What the task requires: Identify all lines below that hold "title" and collect them.

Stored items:

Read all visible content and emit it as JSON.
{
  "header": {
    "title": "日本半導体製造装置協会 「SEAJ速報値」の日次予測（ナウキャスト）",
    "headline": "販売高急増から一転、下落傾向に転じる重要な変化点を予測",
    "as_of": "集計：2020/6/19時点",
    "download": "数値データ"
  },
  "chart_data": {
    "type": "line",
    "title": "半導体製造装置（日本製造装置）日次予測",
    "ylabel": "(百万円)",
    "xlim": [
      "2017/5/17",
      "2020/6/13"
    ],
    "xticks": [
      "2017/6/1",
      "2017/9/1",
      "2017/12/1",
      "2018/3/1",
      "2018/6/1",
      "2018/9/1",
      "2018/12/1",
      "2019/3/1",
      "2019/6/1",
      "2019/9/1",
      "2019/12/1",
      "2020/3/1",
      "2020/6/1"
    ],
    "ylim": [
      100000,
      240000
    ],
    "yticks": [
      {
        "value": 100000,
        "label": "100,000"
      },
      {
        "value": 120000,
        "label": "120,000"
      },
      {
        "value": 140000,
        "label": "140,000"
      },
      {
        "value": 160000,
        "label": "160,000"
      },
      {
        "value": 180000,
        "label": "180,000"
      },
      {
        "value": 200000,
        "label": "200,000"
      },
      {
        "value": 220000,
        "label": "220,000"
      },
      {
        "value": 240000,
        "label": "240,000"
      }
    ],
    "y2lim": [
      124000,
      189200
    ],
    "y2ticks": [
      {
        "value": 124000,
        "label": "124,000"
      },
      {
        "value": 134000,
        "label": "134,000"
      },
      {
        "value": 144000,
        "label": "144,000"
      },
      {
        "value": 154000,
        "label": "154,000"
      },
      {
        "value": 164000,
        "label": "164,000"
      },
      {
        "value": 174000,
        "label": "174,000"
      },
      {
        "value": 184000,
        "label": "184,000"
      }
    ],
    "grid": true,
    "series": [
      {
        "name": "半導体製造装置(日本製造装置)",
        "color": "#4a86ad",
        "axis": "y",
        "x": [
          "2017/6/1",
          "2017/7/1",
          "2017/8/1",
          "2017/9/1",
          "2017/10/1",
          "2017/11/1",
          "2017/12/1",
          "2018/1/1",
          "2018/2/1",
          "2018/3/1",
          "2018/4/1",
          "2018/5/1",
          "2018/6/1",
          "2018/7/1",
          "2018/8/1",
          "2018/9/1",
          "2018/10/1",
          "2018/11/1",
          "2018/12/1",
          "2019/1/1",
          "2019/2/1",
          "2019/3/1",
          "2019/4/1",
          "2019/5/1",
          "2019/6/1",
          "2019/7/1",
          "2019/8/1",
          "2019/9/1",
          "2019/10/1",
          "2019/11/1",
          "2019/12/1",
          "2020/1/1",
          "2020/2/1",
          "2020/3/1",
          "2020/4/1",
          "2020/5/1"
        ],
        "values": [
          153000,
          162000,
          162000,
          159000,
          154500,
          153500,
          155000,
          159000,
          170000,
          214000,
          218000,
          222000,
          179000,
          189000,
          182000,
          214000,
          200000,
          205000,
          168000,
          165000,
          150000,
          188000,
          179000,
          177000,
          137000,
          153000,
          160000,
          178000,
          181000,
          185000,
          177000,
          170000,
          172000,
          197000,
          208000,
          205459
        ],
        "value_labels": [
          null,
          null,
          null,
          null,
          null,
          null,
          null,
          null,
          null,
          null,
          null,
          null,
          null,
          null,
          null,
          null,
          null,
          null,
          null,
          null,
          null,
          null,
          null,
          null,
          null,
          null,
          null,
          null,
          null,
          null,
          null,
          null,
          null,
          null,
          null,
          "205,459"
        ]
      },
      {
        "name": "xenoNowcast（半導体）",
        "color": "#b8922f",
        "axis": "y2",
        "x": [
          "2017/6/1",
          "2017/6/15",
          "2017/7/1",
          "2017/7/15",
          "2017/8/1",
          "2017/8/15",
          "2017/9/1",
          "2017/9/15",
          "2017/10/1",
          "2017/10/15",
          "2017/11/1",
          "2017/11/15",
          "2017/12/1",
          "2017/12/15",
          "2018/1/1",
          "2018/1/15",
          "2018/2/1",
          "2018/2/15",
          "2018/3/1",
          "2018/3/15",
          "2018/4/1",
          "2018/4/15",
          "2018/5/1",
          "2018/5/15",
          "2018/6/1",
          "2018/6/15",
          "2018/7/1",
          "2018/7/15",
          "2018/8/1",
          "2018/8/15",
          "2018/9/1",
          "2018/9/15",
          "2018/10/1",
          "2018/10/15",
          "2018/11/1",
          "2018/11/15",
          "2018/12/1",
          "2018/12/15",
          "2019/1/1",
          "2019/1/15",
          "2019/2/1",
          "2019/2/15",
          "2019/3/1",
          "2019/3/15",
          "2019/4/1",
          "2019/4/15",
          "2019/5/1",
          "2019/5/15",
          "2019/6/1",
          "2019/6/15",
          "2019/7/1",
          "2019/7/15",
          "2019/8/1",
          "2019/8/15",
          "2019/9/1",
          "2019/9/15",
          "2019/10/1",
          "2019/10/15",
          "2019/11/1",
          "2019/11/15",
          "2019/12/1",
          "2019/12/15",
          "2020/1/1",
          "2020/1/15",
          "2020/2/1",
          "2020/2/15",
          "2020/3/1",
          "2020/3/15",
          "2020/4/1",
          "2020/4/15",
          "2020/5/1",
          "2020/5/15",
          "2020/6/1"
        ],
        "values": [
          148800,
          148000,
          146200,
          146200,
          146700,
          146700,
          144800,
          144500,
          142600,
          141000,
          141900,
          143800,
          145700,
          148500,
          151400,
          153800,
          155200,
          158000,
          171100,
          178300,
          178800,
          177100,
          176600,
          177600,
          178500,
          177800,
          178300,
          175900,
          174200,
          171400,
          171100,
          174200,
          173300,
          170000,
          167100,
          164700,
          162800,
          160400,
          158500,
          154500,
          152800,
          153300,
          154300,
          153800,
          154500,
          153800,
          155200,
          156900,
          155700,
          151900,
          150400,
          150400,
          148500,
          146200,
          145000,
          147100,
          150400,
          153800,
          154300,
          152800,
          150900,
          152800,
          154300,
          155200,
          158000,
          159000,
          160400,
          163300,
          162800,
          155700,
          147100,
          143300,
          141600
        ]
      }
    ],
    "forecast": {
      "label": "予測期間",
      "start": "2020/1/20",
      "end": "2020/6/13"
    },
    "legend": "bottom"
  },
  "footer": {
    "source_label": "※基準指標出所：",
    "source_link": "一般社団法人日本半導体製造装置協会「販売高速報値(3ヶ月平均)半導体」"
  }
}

Response to this task:
    "title": "日本半導体製造装置協会 「SEAJ速報値」の日次予測（ナウキャスト）",
    "title": "半導体製造装置（日本製造装置）日次予測",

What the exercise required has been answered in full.